-- Listing start --

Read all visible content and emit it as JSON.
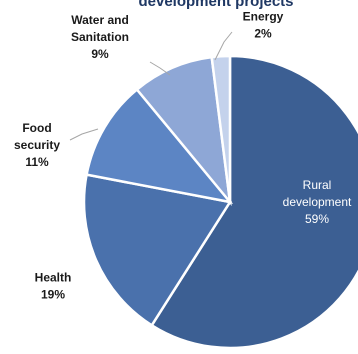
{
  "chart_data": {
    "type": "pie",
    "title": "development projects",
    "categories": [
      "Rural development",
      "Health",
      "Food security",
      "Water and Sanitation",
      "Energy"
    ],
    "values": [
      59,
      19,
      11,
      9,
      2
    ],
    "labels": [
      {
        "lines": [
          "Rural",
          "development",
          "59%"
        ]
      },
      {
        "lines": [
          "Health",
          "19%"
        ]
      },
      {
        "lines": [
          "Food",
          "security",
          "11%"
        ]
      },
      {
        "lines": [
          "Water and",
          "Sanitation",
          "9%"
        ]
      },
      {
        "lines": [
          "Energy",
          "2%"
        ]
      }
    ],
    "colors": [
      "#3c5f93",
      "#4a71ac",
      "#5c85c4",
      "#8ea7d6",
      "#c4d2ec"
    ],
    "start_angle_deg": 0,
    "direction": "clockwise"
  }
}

-- Listing end --
-- Listing start --

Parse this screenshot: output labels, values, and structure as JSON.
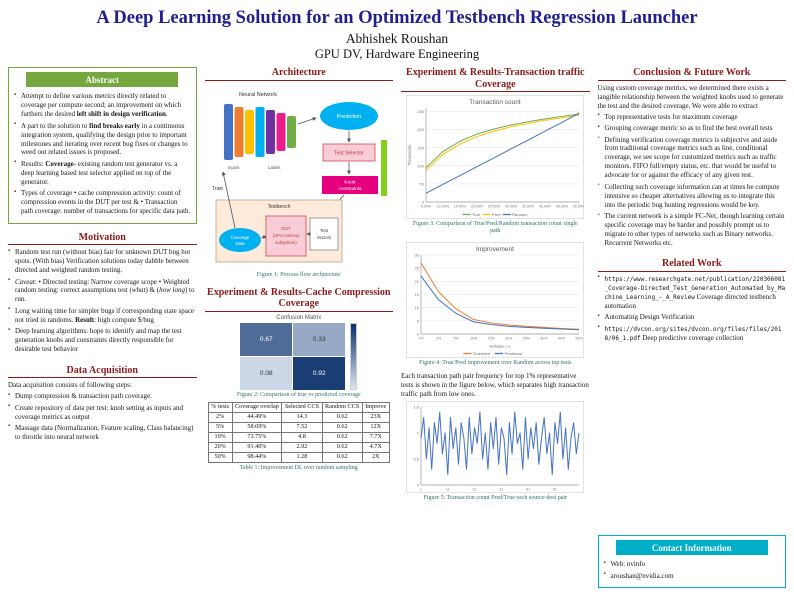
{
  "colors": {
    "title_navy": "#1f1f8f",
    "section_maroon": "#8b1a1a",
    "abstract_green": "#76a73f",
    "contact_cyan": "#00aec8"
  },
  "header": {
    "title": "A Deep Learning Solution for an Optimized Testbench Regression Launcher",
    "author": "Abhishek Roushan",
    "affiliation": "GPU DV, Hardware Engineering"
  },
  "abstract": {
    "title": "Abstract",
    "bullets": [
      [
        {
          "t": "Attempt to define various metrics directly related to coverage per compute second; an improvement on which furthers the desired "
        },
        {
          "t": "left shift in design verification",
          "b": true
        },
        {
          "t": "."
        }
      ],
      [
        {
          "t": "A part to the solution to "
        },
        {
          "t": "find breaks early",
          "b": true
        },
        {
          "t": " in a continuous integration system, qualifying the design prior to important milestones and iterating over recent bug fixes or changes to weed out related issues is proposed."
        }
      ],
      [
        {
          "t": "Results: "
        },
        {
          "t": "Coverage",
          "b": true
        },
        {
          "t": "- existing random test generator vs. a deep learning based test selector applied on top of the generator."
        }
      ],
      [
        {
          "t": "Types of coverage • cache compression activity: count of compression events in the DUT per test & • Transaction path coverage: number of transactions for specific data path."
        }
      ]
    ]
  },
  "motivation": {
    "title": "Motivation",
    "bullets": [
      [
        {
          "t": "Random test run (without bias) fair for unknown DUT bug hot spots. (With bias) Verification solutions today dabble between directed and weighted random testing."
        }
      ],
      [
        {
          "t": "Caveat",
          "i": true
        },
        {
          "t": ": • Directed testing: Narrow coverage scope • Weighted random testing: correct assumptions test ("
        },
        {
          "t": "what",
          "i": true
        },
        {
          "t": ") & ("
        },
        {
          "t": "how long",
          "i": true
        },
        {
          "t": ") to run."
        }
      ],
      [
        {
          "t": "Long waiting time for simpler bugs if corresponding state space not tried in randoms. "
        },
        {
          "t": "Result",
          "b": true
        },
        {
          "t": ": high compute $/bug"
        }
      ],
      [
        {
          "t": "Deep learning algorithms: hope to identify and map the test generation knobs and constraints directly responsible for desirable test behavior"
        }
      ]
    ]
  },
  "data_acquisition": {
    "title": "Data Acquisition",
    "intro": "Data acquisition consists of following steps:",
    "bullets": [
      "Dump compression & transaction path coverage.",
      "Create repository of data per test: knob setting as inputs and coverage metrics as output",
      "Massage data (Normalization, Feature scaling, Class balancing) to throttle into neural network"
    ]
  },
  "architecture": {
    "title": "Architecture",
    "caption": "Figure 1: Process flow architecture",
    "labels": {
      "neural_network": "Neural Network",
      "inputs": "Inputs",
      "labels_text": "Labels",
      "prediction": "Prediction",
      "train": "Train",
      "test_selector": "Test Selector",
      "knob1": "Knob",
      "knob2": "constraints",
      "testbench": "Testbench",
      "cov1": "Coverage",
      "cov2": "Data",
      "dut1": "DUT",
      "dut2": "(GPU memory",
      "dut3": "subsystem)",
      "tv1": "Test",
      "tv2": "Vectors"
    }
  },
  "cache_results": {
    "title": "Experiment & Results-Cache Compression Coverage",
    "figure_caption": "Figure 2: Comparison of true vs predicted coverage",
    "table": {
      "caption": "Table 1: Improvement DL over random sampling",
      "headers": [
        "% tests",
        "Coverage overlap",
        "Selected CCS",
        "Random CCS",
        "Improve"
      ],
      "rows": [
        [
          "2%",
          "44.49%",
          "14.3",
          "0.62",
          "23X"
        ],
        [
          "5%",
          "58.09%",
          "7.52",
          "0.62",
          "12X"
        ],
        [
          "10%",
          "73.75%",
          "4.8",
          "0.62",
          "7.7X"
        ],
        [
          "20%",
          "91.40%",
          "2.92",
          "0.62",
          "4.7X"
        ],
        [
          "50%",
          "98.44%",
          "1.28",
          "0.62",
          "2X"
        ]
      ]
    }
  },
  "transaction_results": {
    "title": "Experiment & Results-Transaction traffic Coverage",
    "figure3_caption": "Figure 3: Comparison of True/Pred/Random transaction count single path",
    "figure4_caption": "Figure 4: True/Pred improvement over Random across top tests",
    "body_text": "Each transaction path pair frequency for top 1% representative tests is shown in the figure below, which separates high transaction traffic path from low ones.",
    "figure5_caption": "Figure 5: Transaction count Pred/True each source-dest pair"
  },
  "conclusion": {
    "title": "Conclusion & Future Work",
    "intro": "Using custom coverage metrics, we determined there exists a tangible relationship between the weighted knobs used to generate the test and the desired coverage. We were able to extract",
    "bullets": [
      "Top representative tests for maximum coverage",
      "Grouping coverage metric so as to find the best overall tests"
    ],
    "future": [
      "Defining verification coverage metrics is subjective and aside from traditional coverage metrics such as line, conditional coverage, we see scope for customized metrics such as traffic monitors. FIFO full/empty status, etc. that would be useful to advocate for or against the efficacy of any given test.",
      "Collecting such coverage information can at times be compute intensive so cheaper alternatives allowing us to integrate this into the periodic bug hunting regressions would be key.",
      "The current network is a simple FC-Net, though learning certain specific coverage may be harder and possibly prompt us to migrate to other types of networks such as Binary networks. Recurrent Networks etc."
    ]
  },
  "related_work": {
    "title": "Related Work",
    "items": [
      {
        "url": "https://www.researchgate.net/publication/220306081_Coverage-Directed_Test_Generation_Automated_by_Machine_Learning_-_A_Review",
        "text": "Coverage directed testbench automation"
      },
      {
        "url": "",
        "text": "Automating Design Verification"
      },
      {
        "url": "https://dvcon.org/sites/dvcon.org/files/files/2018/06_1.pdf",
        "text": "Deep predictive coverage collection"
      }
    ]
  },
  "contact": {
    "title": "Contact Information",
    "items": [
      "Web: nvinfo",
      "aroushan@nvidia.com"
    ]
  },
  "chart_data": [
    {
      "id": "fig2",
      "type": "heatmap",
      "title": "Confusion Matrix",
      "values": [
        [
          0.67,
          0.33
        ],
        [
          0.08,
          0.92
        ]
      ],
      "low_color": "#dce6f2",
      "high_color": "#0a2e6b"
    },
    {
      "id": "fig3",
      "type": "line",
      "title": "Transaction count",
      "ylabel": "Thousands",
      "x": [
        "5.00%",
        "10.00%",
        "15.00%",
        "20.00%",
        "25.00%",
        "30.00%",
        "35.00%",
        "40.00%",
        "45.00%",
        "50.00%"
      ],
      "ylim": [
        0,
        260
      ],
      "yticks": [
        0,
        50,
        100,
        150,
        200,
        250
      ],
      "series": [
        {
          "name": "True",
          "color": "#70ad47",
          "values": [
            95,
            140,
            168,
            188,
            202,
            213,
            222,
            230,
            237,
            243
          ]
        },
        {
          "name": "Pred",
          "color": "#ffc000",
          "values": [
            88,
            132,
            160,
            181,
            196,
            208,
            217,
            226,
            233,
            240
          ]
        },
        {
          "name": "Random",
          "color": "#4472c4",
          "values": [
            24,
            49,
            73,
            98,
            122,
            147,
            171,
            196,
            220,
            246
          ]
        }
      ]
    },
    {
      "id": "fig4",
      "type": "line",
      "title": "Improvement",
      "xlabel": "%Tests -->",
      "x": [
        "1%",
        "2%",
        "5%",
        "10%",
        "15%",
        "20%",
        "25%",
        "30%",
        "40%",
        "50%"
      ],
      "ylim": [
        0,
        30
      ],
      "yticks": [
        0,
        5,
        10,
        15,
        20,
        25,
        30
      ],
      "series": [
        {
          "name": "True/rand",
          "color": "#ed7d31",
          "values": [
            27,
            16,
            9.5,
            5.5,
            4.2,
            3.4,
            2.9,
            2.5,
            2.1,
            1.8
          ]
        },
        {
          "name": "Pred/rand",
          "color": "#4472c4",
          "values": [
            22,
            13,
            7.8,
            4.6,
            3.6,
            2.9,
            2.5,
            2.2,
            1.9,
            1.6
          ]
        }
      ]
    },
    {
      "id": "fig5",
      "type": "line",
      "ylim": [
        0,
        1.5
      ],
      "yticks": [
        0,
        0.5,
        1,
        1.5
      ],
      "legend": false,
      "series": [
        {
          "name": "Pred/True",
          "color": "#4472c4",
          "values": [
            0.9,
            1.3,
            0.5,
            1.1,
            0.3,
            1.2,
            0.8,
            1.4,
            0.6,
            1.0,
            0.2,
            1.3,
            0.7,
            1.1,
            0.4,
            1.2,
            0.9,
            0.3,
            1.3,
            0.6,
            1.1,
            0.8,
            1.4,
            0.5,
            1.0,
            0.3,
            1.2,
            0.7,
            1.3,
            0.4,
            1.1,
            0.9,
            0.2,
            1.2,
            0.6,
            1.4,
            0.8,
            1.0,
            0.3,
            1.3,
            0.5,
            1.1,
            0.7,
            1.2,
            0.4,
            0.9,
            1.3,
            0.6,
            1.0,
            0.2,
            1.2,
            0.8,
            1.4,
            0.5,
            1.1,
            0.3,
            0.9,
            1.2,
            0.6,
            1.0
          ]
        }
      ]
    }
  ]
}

-- Listing end --

# Work to complete:
Give the number of lines where the string "inputs" occurs, without any further text.

# Task solution:
2